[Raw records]
# # # # #

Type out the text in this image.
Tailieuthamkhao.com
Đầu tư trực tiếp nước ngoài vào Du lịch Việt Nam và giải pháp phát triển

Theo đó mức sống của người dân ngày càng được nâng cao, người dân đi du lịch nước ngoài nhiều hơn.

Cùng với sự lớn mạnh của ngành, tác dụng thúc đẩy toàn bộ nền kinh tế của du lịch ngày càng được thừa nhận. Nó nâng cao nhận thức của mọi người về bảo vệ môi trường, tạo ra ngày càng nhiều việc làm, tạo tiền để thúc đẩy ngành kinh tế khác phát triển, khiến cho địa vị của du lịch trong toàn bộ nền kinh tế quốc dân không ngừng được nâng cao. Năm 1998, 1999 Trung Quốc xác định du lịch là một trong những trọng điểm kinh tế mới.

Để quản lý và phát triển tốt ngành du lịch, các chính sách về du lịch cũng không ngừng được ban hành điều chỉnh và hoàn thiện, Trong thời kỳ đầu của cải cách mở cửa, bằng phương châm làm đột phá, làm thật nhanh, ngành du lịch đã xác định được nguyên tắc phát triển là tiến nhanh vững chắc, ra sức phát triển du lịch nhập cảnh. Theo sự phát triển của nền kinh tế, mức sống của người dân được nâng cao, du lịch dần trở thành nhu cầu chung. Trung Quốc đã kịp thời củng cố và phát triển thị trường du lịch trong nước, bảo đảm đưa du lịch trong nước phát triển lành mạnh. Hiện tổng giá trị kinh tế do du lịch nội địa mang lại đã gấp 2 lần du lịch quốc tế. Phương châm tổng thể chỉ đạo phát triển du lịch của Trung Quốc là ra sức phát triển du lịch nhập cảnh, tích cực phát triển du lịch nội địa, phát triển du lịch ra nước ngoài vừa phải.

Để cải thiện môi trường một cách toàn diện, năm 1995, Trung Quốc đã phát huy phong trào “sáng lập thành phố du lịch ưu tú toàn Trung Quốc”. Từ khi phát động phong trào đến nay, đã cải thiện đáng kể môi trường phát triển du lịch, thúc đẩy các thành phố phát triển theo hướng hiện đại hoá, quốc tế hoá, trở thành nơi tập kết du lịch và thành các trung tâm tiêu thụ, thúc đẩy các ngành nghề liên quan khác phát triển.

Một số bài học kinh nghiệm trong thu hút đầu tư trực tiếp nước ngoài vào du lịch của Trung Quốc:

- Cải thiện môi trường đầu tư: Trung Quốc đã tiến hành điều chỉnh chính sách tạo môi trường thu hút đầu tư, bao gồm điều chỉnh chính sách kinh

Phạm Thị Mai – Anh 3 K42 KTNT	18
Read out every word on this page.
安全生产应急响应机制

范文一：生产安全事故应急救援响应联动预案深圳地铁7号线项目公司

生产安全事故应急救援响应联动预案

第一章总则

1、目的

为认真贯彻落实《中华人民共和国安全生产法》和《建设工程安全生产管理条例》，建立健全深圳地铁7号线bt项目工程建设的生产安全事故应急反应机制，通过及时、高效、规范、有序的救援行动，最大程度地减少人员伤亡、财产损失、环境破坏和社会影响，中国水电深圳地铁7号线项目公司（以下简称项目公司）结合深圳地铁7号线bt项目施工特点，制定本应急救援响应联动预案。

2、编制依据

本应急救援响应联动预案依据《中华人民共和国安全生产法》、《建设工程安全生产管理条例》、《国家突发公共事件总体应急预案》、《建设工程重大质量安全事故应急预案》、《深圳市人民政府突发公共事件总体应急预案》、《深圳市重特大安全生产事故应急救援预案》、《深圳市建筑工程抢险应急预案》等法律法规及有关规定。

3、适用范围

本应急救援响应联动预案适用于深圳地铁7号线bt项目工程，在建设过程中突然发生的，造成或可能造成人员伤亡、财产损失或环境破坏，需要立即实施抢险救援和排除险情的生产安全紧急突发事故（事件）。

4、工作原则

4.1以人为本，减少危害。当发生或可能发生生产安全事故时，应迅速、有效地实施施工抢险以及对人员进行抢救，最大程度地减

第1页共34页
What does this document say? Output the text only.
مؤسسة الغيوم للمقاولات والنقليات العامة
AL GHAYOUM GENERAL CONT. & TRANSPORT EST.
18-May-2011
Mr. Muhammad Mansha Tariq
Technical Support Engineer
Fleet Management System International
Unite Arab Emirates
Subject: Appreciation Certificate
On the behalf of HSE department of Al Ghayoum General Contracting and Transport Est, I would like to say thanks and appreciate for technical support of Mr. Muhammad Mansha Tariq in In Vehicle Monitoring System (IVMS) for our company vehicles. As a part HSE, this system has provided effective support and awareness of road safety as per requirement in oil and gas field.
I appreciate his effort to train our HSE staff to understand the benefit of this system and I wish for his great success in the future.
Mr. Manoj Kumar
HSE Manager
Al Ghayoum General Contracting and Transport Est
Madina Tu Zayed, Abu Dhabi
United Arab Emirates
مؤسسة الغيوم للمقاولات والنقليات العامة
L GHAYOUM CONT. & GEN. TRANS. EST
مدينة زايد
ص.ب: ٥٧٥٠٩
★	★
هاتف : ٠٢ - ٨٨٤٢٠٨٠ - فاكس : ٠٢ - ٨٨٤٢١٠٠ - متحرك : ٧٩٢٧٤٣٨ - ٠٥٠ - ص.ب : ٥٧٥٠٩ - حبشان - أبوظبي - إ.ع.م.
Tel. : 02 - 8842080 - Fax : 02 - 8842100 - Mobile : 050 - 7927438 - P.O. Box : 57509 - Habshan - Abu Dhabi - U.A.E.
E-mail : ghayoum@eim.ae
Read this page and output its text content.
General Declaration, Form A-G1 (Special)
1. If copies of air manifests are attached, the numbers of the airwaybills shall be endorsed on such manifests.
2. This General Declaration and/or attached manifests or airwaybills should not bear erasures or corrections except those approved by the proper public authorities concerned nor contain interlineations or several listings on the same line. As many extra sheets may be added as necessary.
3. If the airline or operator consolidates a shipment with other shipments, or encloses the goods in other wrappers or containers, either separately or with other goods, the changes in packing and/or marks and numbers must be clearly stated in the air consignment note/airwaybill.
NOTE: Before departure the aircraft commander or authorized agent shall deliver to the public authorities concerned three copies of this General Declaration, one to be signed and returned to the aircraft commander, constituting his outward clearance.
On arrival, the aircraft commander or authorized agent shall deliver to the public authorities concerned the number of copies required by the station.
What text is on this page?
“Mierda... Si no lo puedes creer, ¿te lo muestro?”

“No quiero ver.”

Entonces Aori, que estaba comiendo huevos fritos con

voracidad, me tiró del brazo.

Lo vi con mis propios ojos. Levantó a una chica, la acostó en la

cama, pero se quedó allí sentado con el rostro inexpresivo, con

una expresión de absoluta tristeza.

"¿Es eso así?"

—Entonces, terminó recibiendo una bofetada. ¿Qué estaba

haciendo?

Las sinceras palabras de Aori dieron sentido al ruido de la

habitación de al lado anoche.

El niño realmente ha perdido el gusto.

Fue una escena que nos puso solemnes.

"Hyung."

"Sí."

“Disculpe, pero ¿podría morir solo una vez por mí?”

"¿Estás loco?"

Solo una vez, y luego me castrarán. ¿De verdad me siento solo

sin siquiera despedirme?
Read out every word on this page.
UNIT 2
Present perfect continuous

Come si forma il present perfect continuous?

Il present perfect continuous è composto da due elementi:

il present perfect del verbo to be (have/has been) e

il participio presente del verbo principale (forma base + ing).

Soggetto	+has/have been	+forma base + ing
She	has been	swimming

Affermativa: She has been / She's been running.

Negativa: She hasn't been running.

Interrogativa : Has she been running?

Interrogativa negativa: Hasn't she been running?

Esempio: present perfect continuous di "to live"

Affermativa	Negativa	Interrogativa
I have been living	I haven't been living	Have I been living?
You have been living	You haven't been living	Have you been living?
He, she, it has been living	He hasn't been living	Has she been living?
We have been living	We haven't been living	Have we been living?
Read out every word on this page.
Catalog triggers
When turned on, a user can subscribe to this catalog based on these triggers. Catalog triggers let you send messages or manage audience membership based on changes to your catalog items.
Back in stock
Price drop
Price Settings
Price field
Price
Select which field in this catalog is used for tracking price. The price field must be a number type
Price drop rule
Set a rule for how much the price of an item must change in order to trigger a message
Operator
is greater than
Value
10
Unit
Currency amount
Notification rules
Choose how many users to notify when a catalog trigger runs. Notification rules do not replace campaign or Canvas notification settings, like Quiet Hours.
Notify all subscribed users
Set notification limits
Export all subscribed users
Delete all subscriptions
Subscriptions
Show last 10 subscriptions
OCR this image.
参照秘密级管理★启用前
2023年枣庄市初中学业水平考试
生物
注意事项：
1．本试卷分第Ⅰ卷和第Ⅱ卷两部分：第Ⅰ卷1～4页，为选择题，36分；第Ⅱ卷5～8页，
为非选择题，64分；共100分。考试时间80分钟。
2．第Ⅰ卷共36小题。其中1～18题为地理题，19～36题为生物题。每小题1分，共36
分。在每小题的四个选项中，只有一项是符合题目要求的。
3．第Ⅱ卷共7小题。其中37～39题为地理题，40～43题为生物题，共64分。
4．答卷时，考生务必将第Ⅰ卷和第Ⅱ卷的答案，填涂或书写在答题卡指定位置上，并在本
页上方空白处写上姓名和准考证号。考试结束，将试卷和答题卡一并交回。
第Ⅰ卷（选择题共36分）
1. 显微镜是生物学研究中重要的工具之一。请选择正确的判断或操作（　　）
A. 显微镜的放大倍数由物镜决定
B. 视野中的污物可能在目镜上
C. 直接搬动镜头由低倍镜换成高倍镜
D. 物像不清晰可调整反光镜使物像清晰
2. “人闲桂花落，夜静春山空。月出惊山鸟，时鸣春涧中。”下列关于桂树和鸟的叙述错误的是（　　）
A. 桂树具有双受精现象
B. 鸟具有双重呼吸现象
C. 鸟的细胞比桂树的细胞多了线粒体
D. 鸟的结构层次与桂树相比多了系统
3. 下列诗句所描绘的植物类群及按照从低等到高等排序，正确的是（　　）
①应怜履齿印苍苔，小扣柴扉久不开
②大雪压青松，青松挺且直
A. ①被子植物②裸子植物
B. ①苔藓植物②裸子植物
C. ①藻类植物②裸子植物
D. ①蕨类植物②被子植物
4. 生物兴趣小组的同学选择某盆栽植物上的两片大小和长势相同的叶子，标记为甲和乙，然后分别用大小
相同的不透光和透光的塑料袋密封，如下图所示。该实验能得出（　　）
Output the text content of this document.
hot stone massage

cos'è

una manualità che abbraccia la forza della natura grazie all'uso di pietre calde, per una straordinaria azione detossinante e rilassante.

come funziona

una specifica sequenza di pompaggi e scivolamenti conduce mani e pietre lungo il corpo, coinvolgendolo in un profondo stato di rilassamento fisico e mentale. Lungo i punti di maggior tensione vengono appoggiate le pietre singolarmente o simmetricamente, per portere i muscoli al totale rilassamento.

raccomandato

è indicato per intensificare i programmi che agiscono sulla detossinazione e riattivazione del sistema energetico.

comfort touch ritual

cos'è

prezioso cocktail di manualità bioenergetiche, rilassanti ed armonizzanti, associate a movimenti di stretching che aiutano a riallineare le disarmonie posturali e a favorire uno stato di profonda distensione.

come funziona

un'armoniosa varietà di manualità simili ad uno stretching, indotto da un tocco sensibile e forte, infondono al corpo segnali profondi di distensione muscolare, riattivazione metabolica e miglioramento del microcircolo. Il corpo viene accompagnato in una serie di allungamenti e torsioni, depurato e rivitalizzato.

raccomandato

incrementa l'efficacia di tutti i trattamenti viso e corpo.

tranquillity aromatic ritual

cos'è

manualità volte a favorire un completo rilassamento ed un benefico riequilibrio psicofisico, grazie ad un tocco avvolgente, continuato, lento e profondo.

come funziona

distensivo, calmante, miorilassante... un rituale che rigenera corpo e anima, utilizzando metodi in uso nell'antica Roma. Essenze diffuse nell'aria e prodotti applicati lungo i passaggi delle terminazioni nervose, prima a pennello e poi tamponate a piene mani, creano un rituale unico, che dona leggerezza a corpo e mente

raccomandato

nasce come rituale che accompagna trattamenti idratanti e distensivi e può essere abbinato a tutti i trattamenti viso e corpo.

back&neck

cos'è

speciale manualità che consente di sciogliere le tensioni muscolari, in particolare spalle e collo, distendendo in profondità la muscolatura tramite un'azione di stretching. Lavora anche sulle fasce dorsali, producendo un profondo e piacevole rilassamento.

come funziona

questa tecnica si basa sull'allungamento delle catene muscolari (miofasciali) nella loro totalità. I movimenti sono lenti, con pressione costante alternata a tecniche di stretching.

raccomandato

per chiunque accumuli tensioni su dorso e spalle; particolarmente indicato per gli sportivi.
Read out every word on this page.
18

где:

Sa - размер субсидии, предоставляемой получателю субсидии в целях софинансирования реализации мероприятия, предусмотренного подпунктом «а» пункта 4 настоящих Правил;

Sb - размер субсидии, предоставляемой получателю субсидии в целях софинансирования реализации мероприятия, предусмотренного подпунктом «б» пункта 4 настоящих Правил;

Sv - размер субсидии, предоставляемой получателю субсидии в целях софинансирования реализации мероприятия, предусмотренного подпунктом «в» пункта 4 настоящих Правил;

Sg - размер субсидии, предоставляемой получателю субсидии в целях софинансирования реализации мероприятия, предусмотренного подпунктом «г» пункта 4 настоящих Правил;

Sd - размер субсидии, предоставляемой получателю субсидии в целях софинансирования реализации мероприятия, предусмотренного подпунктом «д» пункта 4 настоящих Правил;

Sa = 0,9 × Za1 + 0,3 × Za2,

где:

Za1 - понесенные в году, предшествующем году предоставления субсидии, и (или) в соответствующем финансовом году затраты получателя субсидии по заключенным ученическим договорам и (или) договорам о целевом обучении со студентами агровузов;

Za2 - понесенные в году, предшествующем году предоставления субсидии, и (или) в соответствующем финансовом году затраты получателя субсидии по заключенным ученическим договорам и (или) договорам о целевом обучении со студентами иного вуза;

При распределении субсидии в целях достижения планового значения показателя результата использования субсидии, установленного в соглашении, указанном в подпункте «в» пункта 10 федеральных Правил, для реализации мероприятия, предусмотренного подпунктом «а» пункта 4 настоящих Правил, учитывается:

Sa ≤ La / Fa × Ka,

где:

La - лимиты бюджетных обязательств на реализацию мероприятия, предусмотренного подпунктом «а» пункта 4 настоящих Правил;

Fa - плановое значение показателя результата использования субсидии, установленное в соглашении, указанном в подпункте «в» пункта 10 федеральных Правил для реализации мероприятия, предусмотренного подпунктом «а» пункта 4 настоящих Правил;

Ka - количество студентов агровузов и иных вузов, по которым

# # # # #

◆ Direction: Figure out how many lines above include the string "haven", then report that number and nothing else.

◆ The response: 3